TASK DESCRIPTION: Copy each record exactly as it reads, leaving out any pictures it holds.

SUPPLIED RECORDS:
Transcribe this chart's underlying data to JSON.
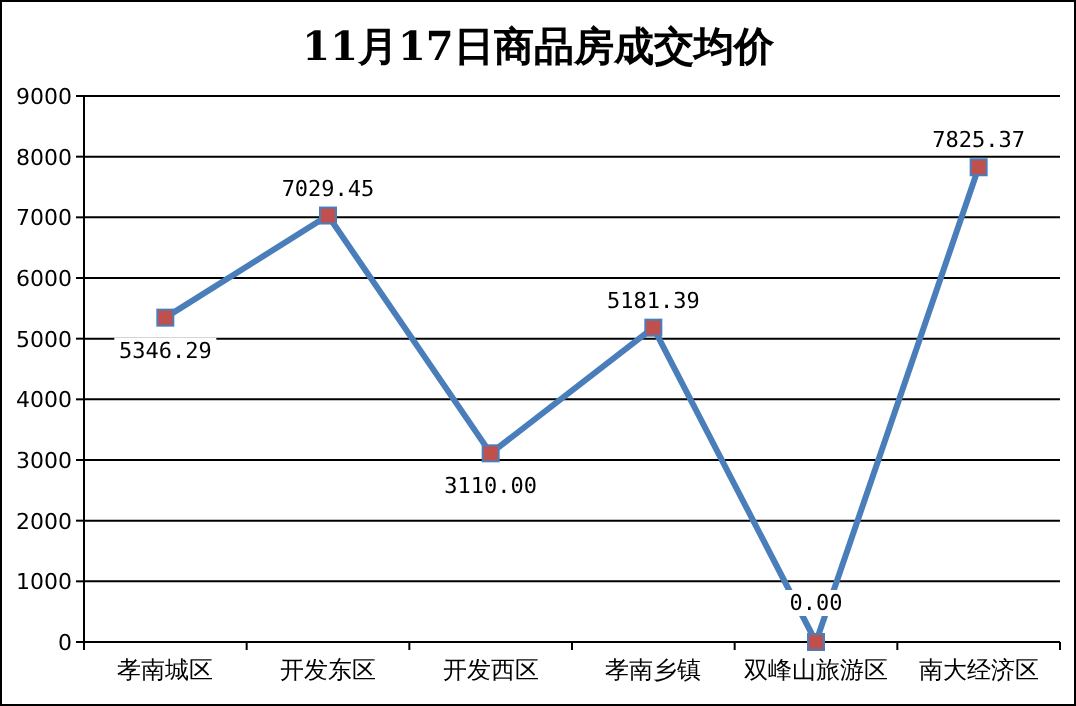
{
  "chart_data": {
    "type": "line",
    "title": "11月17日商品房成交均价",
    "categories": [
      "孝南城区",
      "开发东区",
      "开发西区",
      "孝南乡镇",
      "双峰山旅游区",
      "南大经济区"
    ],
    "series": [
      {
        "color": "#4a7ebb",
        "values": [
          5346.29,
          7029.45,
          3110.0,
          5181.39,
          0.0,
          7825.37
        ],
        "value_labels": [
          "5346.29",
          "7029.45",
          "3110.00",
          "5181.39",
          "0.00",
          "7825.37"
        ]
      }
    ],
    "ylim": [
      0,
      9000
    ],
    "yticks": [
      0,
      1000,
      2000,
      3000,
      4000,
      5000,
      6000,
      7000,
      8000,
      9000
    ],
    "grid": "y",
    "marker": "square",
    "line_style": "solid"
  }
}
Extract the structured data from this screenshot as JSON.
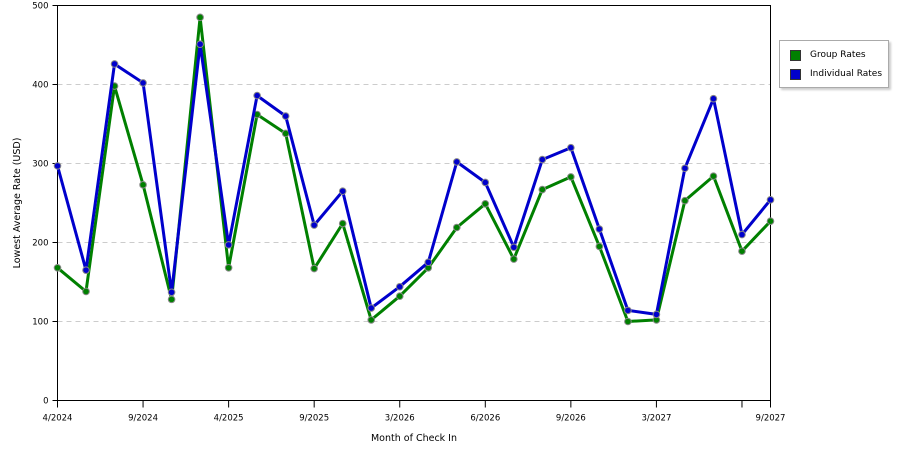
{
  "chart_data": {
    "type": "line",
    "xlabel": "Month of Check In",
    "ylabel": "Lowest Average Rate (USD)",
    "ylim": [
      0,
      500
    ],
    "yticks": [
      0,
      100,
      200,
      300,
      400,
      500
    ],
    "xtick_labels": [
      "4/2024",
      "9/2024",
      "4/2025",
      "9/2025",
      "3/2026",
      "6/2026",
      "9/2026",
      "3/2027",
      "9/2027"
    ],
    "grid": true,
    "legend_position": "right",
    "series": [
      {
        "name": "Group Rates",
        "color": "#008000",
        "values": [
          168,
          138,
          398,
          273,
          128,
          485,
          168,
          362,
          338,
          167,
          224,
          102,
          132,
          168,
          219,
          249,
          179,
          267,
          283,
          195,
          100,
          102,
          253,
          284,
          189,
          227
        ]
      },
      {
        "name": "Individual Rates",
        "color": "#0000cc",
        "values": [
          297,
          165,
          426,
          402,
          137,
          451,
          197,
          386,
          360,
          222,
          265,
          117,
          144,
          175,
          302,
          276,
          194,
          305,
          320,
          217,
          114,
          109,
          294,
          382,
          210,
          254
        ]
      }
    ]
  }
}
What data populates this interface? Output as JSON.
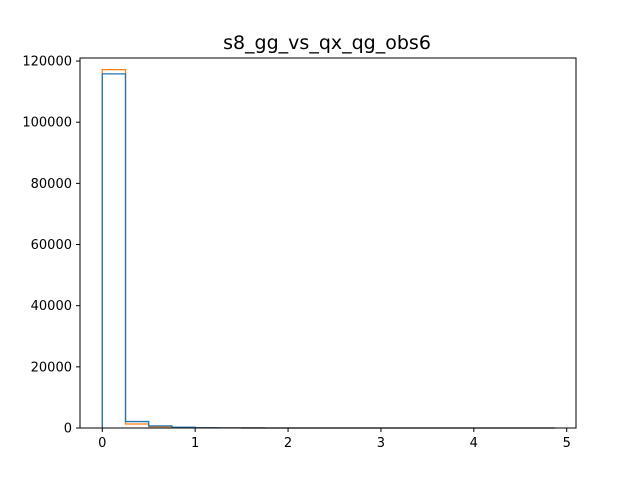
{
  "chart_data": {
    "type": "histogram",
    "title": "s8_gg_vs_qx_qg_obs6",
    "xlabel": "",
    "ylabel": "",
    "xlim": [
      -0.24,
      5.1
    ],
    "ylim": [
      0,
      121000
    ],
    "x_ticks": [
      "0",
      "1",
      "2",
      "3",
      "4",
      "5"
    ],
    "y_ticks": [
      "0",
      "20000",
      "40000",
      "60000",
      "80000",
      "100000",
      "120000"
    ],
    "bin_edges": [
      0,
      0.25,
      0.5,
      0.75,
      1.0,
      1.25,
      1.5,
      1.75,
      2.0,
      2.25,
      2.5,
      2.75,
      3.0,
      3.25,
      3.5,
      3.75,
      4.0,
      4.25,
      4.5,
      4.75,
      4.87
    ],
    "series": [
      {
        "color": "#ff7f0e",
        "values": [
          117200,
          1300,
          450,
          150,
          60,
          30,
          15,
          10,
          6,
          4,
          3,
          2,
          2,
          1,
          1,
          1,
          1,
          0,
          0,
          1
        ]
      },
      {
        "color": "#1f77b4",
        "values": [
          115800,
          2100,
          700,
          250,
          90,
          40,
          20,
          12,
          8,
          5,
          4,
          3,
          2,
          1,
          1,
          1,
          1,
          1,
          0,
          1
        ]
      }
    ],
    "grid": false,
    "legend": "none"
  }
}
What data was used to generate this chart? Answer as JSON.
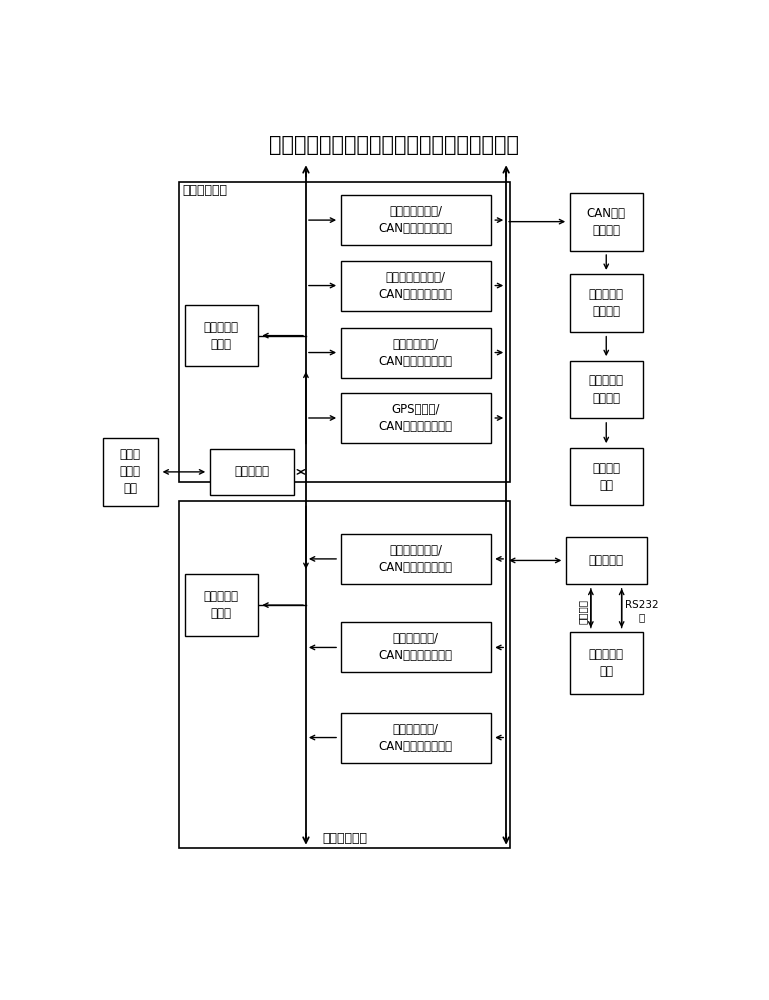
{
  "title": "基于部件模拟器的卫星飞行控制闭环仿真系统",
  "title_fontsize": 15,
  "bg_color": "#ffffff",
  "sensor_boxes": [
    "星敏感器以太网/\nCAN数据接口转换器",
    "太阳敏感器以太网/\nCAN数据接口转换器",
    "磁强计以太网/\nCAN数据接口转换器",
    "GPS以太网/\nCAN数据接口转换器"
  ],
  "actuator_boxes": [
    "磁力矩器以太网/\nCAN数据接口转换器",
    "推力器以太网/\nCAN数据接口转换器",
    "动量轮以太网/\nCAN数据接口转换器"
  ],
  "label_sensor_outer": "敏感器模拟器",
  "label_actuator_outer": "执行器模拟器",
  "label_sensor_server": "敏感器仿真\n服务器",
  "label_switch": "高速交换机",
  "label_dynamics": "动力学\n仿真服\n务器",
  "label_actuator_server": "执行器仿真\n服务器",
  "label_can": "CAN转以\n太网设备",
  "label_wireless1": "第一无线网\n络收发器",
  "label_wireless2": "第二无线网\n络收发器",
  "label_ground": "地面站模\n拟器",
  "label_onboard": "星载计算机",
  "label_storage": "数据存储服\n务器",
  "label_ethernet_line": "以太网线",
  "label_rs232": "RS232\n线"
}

ANSWER TO THE PROBLEM:
Transcribe this chart's underlying data to JSON.
{
  "chart_data": {
    "type": "line",
    "title": "11月17日商品房成交均价",
    "categories": [
      "孝南城区",
      "开发东区",
      "开发西区",
      "孝南乡镇",
      "双峰山旅游区",
      "南大经济区"
    ],
    "series": [
      {
        "color": "#4a7ebb",
        "values": [
          5346.29,
          7029.45,
          3110.0,
          5181.39,
          0.0,
          7825.37
        ],
        "value_labels": [
          "5346.29",
          "7029.45",
          "3110.00",
          "5181.39",
          "0.00",
          "7825.37"
        ]
      }
    ],
    "ylim": [
      0,
      9000
    ],
    "yticks": [
      0,
      1000,
      2000,
      3000,
      4000,
      5000,
      6000,
      7000,
      8000,
      9000
    ],
    "grid": "y",
    "marker": "square",
    "line_style": "solid"
  }
}
Extract the structured data from this screenshot as JSON.
{
  "chart_data": {
    "type": "line",
    "xlabel": "Month of Check In",
    "ylabel": "Lowest Average Rate (USD)",
    "ylim": [
      0,
      500
    ],
    "yticks": [
      0,
      100,
      200,
      300,
      400,
      500
    ],
    "xtick_labels": [
      "4/2024",
      "9/2024",
      "4/2025",
      "9/2025",
      "3/2026",
      "6/2026",
      "9/2026",
      "3/2027",
      "9/2027"
    ],
    "grid": true,
    "legend_position": "right",
    "series": [
      {
        "name": "Group Rates",
        "color": "#008000",
        "values": [
          168,
          138,
          398,
          273,
          128,
          485,
          168,
          362,
          338,
          167,
          224,
          102,
          132,
          168,
          219,
          249,
          179,
          267,
          283,
          195,
          100,
          102,
          253,
          284,
          189,
          227
        ]
      },
      {
        "name": "Individual Rates",
        "color": "#0000cc",
        "values": [
          297,
          165,
          426,
          402,
          137,
          451,
          197,
          386,
          360,
          222,
          265,
          117,
          144,
          175,
          302,
          276,
          194,
          305,
          320,
          217,
          114,
          109,
          294,
          382,
          210,
          254
        ]
      }
    ]
  }
}
What data populates this interface? Output as JSON.
{
  "chart_data": {
    "type": "histogram",
    "title": "s8_gg_vs_qx_qg_obs6",
    "xlabel": "",
    "ylabel": "",
    "xlim": [
      -0.24,
      5.1
    ],
    "ylim": [
      0,
      121000
    ],
    "x_ticks": [
      "0",
      "1",
      "2",
      "3",
      "4",
      "5"
    ],
    "y_ticks": [
      "0",
      "20000",
      "40000",
      "60000",
      "80000",
      "100000",
      "120000"
    ],
    "bin_edges": [
      0,
      0.25,
      0.5,
      0.75,
      1.0,
      1.25,
      1.5,
      1.75,
      2.0,
      2.25,
      2.5,
      2.75,
      3.0,
      3.25,
      3.5,
      3.75,
      4.0,
      4.25,
      4.5,
      4.75,
      4.87
    ],
    "series": [
      {
        "color": "#ff7f0e",
        "values": [
          117200,
          1300,
          450,
          150,
          60,
          30,
          15,
          10,
          6,
          4,
          3,
          2,
          2,
          1,
          1,
          1,
          1,
          0,
          0,
          1
        ]
      },
      {
        "color": "#1f77b4",
        "values": [
          115800,
          2100,
          700,
          250,
          90,
          40,
          20,
          12,
          8,
          5,
          4,
          3,
          2,
          1,
          1,
          1,
          1,
          1,
          0,
          1
        ]
      }
    ],
    "grid": false,
    "legend": "none"
  }
}
What data was used to generate this chart? Answer as JSON.
{
  "title": "基于部件模拟器的卫星飞行控制闭环仿真系统",
  "title_fontsize": 15,
  "bg_color": "#ffffff",
  "sensor_boxes": [
    "星敏感器以太网/\nCAN数据接口转换器",
    "太阳敏感器以太网/\nCAN数据接口转换器",
    "磁强计以太网/\nCAN数据接口转换器",
    "GPS以太网/\nCAN数据接口转换器"
  ],
  "actuator_boxes": [
    "磁力矩器以太网/\nCAN数据接口转换器",
    "推力器以太网/\nCAN数据接口转换器",
    "动量轮以太网/\nCAN数据接口转换器"
  ],
  "label_sensor_outer": "敏感器模拟器",
  "label_actuator_outer": "执行器模拟器",
  "label_sensor_server": "敏感器仿真\n服务器",
  "label_switch": "高速交换机",
  "label_dynamics": "动力学\n仿真服\n务器",
  "label_actuator_server": "执行器仿真\n服务器",
  "label_can": "CAN转以\n太网设备",
  "label_wireless1": "第一无线网\n络收发器",
  "label_wireless2": "第二无线网\n络收发器",
  "label_ground": "地面站模\n拟器",
  "label_onboard": "星载计算机",
  "label_storage": "数据存储服\n务器",
  "label_ethernet_line": "以太网线",
  "label_rs232": "RS232\n线"
}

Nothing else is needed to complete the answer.